The task:
How many lines of the listing below contain the string "main"? Reply with the number alone.
____
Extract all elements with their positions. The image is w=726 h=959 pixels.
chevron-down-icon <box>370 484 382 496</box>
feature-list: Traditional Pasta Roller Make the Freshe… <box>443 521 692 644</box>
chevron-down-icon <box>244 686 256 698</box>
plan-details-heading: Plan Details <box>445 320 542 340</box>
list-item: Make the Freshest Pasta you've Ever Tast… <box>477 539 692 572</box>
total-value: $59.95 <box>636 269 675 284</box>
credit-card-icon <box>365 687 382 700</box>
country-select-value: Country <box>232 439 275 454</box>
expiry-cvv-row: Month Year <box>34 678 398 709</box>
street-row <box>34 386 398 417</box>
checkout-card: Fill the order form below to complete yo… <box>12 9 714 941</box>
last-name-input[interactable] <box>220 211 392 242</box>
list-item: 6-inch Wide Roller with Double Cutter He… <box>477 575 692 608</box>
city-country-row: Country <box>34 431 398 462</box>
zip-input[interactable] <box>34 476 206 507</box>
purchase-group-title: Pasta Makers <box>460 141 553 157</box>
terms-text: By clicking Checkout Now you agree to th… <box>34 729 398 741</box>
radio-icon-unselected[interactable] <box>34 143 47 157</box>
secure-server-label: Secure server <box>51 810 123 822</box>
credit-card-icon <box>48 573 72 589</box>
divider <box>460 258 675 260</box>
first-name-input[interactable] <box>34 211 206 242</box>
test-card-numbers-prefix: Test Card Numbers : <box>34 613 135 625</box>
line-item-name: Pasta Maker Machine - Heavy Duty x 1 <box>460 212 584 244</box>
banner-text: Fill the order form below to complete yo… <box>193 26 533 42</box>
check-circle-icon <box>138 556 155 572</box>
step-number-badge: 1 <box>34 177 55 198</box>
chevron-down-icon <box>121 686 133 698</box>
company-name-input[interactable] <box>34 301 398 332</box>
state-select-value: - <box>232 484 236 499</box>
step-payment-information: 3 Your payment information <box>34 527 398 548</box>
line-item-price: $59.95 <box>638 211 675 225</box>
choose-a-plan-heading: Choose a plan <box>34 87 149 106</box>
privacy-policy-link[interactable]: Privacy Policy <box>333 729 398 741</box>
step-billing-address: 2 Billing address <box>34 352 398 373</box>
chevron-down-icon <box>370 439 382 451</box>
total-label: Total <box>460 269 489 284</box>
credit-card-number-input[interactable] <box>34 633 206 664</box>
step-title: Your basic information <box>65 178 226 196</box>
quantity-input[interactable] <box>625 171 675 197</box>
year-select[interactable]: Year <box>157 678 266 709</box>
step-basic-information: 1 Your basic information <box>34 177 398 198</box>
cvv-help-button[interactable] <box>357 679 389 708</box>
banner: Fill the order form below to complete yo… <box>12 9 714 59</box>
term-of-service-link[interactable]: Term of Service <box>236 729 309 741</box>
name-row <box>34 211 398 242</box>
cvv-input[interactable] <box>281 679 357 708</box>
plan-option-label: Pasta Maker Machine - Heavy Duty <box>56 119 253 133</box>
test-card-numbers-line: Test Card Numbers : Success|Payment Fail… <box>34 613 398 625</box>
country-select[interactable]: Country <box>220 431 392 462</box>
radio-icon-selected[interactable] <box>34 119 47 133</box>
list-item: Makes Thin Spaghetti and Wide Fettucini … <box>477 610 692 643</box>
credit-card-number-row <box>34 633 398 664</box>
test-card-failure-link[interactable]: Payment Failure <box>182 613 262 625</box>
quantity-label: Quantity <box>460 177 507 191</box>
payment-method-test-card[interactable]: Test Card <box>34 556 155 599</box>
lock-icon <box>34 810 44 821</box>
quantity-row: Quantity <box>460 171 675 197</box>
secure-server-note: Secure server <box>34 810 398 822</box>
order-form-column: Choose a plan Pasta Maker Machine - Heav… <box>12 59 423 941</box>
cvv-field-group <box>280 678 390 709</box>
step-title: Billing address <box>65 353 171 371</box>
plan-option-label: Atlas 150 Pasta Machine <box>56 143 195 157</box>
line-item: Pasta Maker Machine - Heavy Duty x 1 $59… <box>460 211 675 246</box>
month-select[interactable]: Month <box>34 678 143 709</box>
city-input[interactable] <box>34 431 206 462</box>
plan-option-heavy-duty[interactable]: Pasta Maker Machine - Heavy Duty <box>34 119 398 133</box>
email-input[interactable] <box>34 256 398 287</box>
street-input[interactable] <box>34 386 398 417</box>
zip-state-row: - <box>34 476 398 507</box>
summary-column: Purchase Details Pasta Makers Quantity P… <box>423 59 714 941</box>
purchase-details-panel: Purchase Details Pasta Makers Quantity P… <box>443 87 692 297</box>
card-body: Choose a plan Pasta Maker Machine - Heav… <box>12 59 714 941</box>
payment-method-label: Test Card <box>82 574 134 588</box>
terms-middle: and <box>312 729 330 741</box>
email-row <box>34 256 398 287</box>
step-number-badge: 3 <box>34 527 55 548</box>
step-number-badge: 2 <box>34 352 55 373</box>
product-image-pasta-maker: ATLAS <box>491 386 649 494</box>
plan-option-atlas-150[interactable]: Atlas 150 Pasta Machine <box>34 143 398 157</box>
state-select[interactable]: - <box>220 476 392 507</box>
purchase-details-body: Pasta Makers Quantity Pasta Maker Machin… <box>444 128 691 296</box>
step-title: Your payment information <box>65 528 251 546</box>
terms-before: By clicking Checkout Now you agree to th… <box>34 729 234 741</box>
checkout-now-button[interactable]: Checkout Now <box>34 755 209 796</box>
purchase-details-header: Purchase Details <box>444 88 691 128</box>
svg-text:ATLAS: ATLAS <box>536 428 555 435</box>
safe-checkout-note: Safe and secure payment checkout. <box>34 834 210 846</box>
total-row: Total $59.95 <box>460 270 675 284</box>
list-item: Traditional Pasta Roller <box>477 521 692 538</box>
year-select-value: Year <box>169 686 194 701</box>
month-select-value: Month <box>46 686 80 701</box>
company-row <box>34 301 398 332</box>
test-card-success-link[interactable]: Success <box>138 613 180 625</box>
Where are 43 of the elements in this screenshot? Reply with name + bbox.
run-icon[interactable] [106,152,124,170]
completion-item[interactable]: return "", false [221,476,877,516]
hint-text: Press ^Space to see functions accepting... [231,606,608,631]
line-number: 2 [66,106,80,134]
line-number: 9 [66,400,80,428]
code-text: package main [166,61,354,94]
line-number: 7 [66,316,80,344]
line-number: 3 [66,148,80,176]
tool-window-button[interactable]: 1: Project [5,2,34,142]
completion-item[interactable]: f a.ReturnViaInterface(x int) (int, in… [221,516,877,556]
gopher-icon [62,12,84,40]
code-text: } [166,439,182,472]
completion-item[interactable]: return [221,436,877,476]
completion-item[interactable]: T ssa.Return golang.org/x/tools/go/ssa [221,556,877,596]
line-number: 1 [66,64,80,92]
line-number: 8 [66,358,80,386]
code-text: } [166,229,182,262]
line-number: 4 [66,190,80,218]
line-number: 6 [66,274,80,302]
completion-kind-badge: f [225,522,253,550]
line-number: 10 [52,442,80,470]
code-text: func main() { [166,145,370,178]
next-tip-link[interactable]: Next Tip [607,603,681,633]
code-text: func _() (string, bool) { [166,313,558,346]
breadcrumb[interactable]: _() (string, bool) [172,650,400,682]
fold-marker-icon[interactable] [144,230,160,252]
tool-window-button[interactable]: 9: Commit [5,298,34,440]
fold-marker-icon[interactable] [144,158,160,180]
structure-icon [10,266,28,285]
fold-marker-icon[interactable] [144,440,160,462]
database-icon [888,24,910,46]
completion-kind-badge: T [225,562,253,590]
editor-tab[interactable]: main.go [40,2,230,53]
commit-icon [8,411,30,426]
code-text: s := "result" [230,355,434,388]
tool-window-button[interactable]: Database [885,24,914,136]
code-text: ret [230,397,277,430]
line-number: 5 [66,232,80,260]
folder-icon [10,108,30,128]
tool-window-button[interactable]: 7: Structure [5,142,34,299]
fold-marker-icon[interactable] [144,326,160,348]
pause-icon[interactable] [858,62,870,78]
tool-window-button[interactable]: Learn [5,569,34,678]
____
Finished answer:
3